▼
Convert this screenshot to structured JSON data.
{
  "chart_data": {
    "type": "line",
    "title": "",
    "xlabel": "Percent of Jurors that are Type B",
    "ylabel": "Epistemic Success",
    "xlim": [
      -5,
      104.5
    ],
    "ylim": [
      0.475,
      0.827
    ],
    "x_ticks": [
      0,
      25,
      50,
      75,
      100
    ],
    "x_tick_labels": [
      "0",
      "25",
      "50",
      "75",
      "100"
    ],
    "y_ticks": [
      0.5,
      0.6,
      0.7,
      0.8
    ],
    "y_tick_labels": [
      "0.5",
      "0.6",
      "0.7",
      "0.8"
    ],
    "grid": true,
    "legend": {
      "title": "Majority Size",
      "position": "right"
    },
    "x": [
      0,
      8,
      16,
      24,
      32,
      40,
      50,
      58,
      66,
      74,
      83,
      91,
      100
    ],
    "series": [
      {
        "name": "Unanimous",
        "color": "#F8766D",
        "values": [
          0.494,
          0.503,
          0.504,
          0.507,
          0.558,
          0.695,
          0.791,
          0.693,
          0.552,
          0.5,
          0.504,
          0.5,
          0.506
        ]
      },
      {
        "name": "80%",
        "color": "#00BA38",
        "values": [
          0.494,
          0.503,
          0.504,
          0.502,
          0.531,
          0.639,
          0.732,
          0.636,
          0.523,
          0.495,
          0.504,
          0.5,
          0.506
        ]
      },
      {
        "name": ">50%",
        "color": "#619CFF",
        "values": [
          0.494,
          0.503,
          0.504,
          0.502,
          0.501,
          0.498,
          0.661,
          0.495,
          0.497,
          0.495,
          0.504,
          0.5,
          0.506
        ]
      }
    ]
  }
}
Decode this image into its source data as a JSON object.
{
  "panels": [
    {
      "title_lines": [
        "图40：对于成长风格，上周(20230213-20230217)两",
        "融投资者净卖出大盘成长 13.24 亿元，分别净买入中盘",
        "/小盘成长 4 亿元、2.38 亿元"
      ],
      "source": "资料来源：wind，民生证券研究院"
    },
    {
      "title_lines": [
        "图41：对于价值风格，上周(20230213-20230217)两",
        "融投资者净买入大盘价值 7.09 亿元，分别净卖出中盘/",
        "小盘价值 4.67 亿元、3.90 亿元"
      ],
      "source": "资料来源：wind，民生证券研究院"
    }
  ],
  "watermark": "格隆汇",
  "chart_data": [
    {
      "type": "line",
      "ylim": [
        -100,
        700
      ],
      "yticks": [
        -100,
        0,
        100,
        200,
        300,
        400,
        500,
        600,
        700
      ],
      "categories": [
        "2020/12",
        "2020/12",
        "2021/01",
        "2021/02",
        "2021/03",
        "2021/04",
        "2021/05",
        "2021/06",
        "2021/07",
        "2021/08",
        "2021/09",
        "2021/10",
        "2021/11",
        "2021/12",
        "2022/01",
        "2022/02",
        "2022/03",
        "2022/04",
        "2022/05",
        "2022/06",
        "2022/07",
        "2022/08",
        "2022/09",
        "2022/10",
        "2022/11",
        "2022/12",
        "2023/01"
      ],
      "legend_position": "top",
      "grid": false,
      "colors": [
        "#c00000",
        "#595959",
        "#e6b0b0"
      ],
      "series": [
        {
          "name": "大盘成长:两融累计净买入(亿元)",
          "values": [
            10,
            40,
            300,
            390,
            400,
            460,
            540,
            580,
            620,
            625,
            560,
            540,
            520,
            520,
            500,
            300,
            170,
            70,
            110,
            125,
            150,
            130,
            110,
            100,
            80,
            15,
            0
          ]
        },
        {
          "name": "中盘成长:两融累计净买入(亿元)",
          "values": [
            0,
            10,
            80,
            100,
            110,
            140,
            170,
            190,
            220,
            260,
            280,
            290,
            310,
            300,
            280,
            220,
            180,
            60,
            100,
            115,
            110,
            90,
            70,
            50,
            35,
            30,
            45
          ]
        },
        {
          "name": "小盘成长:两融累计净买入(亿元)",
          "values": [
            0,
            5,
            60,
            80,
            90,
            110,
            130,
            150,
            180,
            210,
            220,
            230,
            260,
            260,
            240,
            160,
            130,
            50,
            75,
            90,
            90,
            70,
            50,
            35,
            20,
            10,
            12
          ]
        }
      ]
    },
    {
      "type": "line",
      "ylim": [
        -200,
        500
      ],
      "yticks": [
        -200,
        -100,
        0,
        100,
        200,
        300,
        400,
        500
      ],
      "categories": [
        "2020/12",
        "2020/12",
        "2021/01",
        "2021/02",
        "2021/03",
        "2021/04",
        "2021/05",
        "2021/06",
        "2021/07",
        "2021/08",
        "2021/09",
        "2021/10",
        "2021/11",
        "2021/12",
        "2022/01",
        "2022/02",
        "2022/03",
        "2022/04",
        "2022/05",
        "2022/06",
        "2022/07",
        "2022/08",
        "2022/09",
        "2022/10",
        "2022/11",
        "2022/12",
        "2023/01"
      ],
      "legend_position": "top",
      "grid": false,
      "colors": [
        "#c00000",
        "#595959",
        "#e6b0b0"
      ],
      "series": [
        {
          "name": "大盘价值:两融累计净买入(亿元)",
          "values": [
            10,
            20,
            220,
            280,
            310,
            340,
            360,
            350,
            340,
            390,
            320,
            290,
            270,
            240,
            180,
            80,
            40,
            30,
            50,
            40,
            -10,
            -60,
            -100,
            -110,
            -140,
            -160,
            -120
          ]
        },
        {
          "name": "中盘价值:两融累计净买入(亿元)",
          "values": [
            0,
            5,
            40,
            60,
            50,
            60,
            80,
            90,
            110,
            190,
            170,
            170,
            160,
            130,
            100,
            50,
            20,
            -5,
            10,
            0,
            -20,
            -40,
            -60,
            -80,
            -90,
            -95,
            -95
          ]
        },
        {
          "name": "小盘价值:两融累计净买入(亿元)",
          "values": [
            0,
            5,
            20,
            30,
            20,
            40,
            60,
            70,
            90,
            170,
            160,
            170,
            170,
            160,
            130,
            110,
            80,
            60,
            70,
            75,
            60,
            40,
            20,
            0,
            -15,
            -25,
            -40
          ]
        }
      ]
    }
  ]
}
▲
The records above must be repeated exactly, every one of them.

Convert this screenshot to structured JSON data.
{
  "chart_data": {
    "type": "line",
    "title": "",
    "xlabel": "Percent of Jurors that are Type B",
    "ylabel": "Epistemic Success",
    "xlim": [
      -5,
      104.5
    ],
    "ylim": [
      0.475,
      0.827
    ],
    "x_ticks": [
      0,
      25,
      50,
      75,
      100
    ],
    "x_tick_labels": [
      "0",
      "25",
      "50",
      "75",
      "100"
    ],
    "y_ticks": [
      0.5,
      0.6,
      0.7,
      0.8
    ],
    "y_tick_labels": [
      "0.5",
      "0.6",
      "0.7",
      "0.8"
    ],
    "grid": true,
    "legend": {
      "title": "Majority Size",
      "position": "right"
    },
    "x": [
      0,
      8,
      16,
      24,
      32,
      40,
      50,
      58,
      66,
      74,
      83,
      91,
      100
    ],
    "series": [
      {
        "name": "Unanimous",
        "color": "#F8766D",
        "values": [
          0.494,
          0.503,
          0.504,
          0.507,
          0.558,
          0.695,
          0.791,
          0.693,
          0.552,
          0.5,
          0.504,
          0.5,
          0.506
        ]
      },
      {
        "name": "80%",
        "color": "#00BA38",
        "values": [
          0.494,
          0.503,
          0.504,
          0.502,
          0.531,
          0.639,
          0.732,
          0.636,
          0.523,
          0.495,
          0.504,
          0.5,
          0.506
        ]
      },
      {
        "name": ">50%",
        "color": "#619CFF",
        "values": [
          0.494,
          0.503,
          0.504,
          0.502,
          0.501,
          0.498,
          0.661,
          0.495,
          0.497,
          0.495,
          0.504,
          0.5,
          0.506
        ]
      }
    ]
  }
}
Decode this image into its source data as a JSON object.
{
  "panels": [
    {
      "title_lines": [
        "图40：对于成长风格，上周(20230213-20230217)两",
        "融投资者净卖出大盘成长 13.24 亿元，分别净买入中盘",
        "/小盘成长 4 亿元、2.38 亿元"
      ],
      "source": "资料来源：wind，民生证券研究院"
    },
    {
      "title_lines": [
        "图41：对于价值风格，上周(20230213-20230217)两",
        "融投资者净买入大盘价值 7.09 亿元，分别净卖出中盘/",
        "小盘价值 4.67 亿元、3.90 亿元"
      ],
      "source": "资料来源：wind，民生证券研究院"
    }
  ],
  "watermark": "格隆汇",
  "chart_data": [
    {
      "type": "line",
      "ylim": [
        -100,
        700
      ],
      "yticks": [
        -100,
        0,
        100,
        200,
        300,
        400,
        500,
        600,
        700
      ],
      "categories": [
        "2020/12",
        "2020/12",
        "2021/01",
        "2021/02",
        "2021/03",
        "2021/04",
        "2021/05",
        "2021/06",
        "2021/07",
        "2021/08",
        "2021/09",
        "2021/10",
        "2021/11",
        "2021/12",
        "2022/01",
        "2022/02",
        "2022/03",
        "2022/04",
        "2022/05",
        "2022/06",
        "2022/07",
        "2022/08",
        "2022/09",
        "2022/10",
        "2022/11",
        "2022/12",
        "2023/01"
      ],
      "legend_position": "top",
      "grid": false,
      "colors": [
        "#c00000",
        "#595959",
        "#e6b0b0"
      ],
      "series": [
        {
          "name": "大盘成长:两融累计净买入(亿元)",
          "values": [
            10,
            40,
            300,
            390,
            400,
            460,
            540,
            580,
            620,
            625,
            560,
            540,
            520,
            520,
            500,
            300,
            170,
            70,
            110,
            125,
            150,
            130,
            110,
            100,
            80,
            15,
            0
          ]
        },
        {
          "name": "中盘成长:两融累计净买入(亿元)",
          "values": [
            0,
            10,
            80,
            100,
            110,
            140,
            170,
            190,
            220,
            260,
            280,
            290,
            310,
            300,
            280,
            220,
            180,
            60,
            100,
            115,
            110,
            90,
            70,
            50,
            35,
            30,
            45
          ]
        },
        {
          "name": "小盘成长:两融累计净买入(亿元)",
          "values": [
            0,
            5,
            60,
            80,
            90,
            110,
            130,
            150,
            180,
            210,
            220,
            230,
            260,
            260,
            240,
            160,
            130,
            50,
            75,
            90,
            90,
            70,
            50,
            35,
            20,
            10,
            12
          ]
        }
      ]
    },
    {
      "type": "line",
      "ylim": [
        -200,
        500
      ],
      "yticks": [
        -200,
        -100,
        0,
        100,
        200,
        300,
        400,
        500
      ],
      "categories": [
        "2020/12",
        "2020/12",
        "2021/01",
        "2021/02",
        "2021/03",
        "2021/04",
        "2021/05",
        "2021/06",
        "2021/07",
        "2021/08",
        "2021/09",
        "2021/10",
        "2021/11",
        "2021/12",
        "2022/01",
        "2022/02",
        "2022/03",
        "2022/04",
        "2022/05",
        "2022/06",
        "2022/07",
        "2022/08",
        "2022/09",
        "2022/10",
        "2022/11",
        "2022/12",
        "2023/01"
      ],
      "legend_position": "top",
      "grid": false,
      "colors": [
        "#c00000",
        "#595959",
        "#e6b0b0"
      ],
      "series": [
        {
          "name": "大盘价值:两融累计净买入(亿元)",
          "values": [
            10,
            20,
            220,
            280,
            310,
            340,
            360,
            350,
            340,
            390,
            320,
            290,
            270,
            240,
            180,
            80,
            40,
            30,
            50,
            40,
            -10,
            -60,
            -100,
            -110,
            -140,
            -160,
            -120
          ]
        },
        {
          "name": "中盘价值:两融累计净买入(亿元)",
          "values": [
            0,
            5,
            40,
            60,
            50,
            60,
            80,
            90,
            110,
            190,
            170,
            170,
            160,
            130,
            100,
            50,
            20,
            -5,
            10,
            0,
            -20,
            -40,
            -60,
            -80,
            -90,
            -95,
            -95
          ]
        },
        {
          "name": "小盘价值:两融累计净买入(亿元)",
          "values": [
            0,
            5,
            20,
            30,
            20,
            40,
            60,
            70,
            90,
            170,
            160,
            170,
            170,
            160,
            130,
            110,
            80,
            60,
            70,
            75,
            60,
            40,
            20,
            0,
            -15,
            -25,
            -40
          ]
        }
      ]
    }
  ]
}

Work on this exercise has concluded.